-- START --
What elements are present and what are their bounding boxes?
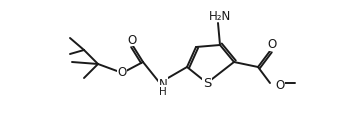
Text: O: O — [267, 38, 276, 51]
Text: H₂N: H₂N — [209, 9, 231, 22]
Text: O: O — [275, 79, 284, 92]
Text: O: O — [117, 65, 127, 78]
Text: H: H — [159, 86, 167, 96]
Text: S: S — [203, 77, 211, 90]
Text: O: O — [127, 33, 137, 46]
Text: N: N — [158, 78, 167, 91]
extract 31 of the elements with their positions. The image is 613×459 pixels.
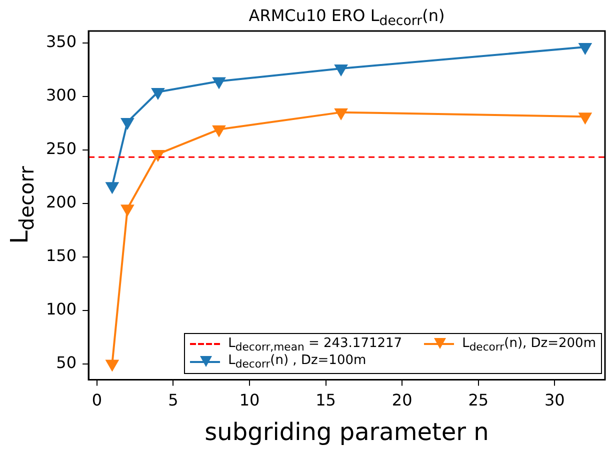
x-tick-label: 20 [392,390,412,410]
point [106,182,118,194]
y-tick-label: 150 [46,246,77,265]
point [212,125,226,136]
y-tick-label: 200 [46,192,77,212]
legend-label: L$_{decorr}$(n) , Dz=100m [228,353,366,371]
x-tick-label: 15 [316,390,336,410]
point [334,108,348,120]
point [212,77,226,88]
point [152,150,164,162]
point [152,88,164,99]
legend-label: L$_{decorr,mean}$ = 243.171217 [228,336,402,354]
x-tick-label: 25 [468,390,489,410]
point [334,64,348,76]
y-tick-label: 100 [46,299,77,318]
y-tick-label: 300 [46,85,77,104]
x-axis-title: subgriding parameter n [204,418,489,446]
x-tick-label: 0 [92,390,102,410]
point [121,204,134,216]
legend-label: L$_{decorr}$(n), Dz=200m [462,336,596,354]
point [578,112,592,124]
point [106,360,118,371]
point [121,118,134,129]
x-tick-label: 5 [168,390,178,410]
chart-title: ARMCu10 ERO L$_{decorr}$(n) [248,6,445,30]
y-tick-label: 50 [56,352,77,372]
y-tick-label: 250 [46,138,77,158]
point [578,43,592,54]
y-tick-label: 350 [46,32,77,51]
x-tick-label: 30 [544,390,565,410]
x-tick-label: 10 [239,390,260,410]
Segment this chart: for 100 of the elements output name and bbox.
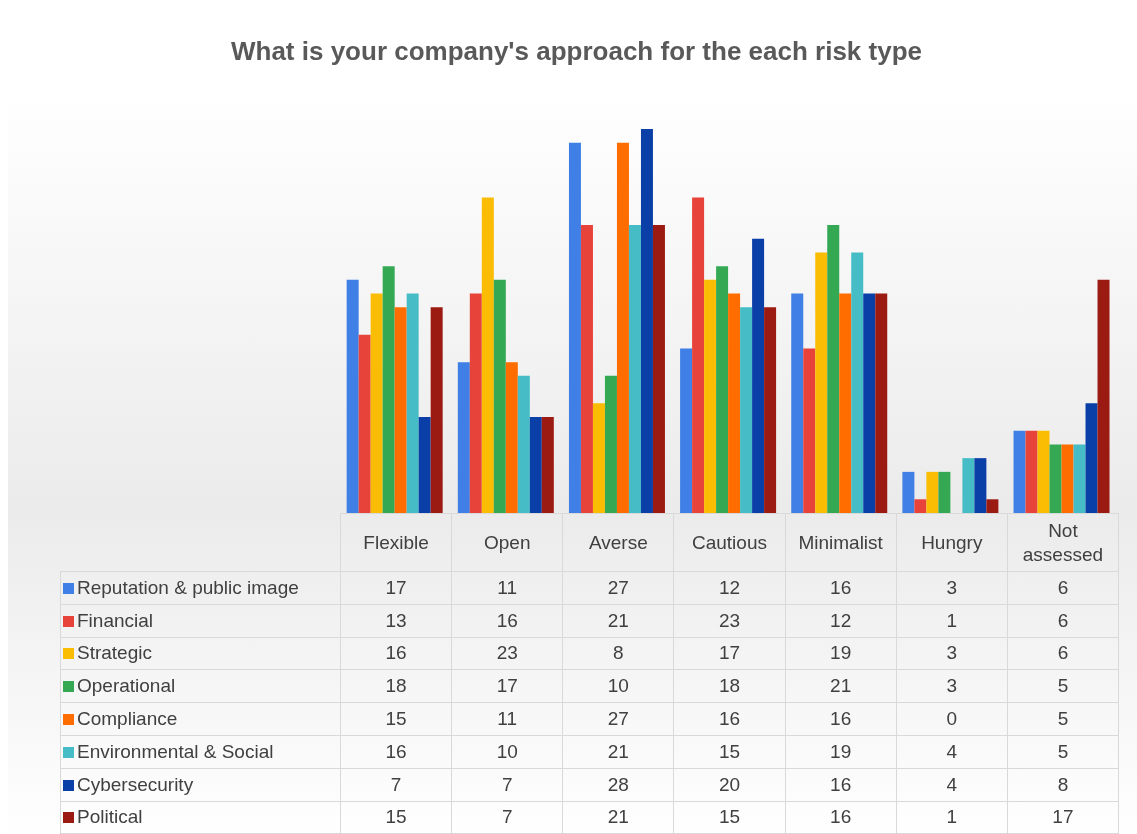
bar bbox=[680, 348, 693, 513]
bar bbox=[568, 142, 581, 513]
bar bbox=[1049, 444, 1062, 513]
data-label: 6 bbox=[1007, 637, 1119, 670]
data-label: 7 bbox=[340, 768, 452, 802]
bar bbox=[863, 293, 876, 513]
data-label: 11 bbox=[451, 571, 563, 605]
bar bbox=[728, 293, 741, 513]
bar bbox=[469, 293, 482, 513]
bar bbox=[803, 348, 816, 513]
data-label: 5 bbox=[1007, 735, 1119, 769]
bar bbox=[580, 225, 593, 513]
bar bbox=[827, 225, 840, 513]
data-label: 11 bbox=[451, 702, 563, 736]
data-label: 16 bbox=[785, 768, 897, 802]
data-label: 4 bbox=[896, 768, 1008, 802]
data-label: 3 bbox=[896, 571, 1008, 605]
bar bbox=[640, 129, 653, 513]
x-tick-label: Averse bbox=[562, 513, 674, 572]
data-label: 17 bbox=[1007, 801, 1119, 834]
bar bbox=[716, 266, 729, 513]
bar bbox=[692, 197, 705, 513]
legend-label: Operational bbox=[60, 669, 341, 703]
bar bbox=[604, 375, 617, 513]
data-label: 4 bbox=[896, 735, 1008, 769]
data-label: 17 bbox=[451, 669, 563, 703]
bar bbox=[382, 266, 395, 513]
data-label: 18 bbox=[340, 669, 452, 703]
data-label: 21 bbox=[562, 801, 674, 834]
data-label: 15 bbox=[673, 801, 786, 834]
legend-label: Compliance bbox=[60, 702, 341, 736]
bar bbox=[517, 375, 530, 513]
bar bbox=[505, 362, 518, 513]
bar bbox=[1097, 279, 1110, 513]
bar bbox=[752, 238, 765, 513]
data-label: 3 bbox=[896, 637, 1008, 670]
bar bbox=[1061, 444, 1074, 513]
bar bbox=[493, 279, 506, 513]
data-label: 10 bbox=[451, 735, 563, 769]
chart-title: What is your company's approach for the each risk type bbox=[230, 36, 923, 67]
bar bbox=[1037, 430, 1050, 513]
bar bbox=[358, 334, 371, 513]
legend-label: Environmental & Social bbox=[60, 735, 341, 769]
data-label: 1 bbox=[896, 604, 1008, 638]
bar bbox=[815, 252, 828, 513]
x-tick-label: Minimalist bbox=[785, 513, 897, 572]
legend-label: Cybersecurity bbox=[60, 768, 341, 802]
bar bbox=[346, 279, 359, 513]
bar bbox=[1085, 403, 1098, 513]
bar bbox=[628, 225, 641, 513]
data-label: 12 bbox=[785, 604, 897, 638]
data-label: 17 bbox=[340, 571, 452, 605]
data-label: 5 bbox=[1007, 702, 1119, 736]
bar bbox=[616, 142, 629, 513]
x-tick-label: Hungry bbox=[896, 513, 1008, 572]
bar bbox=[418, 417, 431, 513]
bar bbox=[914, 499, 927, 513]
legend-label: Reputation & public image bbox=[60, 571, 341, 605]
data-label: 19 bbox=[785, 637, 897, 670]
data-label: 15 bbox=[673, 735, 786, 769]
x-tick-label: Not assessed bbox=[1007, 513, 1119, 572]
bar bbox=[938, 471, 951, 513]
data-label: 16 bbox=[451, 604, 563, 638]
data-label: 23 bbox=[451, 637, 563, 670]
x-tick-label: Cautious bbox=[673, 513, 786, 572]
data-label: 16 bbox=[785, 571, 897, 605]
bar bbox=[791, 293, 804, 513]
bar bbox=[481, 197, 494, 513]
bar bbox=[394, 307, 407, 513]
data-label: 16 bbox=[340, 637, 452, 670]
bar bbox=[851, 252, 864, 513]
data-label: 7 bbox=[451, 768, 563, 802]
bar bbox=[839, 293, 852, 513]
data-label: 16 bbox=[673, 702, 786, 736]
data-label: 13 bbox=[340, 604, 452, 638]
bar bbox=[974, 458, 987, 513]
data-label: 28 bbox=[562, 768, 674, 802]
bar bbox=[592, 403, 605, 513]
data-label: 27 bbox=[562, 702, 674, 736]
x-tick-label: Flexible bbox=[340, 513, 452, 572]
-- END --
* **To do**: Copy out the material above, starting at the line containing "Text: O: O — [267, 38, 276, 51]" and going down through the line containing "extract 31 of". Include both of those lines and change nothing.

* **Solved exercise**:
Text: O: O — [267, 38, 276, 51]
Text: H₂N: H₂N — [209, 9, 231, 22]
Text: O: O — [275, 79, 284, 92]
Text: O: O — [117, 65, 127, 78]
Text: H: H — [159, 86, 167, 96]
Text: S: S — [203, 77, 211, 90]
Text: O: O — [127, 33, 137, 46]
Text: N: N — [158, 78, 167, 91]
extract 31 of the elements with their positions. The image is 613×459 pixels.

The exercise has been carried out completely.